- STATED EXERCISE:
Pick out every line in the data below that holds "structure".

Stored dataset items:

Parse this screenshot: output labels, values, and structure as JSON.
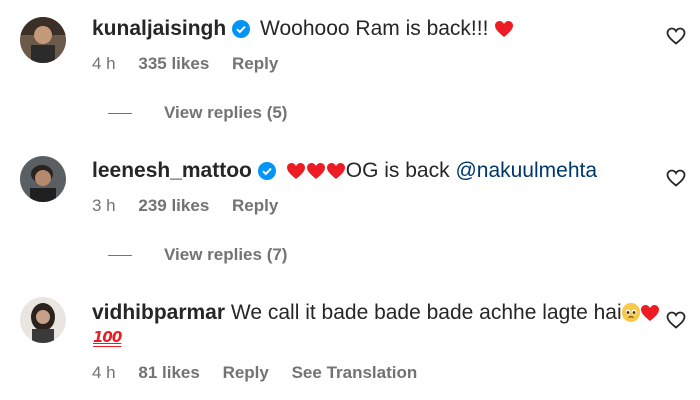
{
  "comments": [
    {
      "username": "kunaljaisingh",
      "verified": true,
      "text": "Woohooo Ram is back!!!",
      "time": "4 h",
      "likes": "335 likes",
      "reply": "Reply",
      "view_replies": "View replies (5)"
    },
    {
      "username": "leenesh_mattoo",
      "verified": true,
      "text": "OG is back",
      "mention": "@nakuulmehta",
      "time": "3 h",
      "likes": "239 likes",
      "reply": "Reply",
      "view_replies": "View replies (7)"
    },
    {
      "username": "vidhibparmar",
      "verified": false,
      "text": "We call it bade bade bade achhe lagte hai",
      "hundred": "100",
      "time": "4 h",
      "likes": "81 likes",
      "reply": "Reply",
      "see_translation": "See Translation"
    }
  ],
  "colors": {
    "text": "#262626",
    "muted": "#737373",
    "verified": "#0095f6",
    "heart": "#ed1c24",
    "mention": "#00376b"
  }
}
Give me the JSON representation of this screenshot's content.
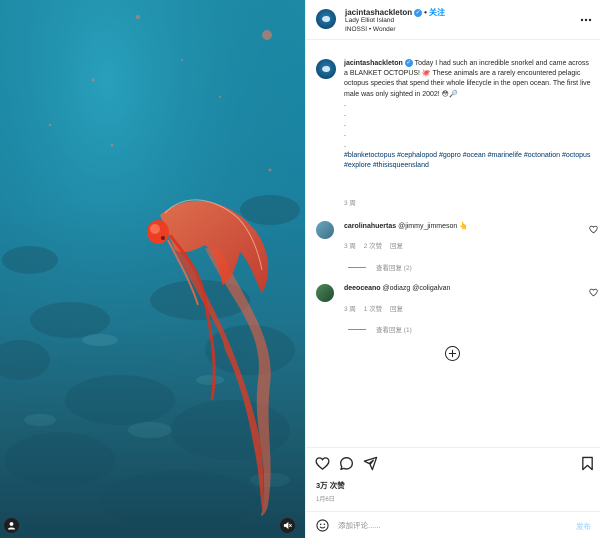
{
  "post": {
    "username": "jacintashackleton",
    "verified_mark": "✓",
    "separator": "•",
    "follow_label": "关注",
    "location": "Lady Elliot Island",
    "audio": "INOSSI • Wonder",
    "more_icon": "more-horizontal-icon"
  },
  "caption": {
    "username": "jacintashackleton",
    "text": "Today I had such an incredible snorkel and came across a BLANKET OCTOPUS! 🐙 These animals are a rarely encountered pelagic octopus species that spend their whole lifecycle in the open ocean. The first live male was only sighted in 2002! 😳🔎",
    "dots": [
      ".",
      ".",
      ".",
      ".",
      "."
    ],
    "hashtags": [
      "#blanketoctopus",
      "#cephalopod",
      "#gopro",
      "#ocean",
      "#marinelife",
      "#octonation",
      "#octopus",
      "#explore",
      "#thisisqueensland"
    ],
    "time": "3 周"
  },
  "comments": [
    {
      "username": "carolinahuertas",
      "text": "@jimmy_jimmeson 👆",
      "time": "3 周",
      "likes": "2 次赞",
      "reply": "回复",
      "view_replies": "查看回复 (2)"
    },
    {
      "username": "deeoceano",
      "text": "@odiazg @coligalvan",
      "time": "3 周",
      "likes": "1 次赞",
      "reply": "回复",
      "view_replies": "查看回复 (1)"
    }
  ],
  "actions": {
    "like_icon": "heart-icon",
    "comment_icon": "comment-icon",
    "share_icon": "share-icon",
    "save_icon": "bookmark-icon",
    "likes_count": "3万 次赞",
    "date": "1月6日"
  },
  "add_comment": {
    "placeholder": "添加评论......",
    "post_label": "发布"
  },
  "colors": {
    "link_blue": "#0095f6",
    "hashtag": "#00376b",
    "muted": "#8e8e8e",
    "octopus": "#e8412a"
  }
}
...
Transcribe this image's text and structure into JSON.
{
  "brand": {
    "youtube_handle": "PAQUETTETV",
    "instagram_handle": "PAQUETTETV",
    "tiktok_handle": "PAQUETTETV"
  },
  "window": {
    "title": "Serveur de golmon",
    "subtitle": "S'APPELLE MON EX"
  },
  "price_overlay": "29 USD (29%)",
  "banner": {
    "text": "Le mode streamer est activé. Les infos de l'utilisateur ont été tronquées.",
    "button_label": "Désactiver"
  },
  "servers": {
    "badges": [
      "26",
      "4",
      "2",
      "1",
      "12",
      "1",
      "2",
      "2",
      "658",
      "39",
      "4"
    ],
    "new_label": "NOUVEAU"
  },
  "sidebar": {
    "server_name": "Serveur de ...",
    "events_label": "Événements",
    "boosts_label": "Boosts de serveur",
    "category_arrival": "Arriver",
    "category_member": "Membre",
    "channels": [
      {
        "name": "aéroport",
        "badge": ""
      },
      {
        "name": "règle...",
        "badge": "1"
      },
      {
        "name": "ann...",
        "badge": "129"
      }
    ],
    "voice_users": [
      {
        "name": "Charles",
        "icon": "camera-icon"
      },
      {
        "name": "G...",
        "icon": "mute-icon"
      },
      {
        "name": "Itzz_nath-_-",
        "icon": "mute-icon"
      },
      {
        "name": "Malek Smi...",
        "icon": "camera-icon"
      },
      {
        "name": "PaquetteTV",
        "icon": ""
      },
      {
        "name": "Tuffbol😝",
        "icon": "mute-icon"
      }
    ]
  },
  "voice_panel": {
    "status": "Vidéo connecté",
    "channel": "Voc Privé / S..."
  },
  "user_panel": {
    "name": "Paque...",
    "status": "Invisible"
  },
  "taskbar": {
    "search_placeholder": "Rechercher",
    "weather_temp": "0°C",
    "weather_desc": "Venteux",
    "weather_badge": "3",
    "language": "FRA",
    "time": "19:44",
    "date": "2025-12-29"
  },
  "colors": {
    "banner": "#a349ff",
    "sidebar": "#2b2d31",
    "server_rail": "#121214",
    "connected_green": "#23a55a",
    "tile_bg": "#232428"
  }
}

- RESULT BELOW:
Parse this screenshot: output labels, values, and structure as JSON.
Transcribe this image's text and structure into JSON.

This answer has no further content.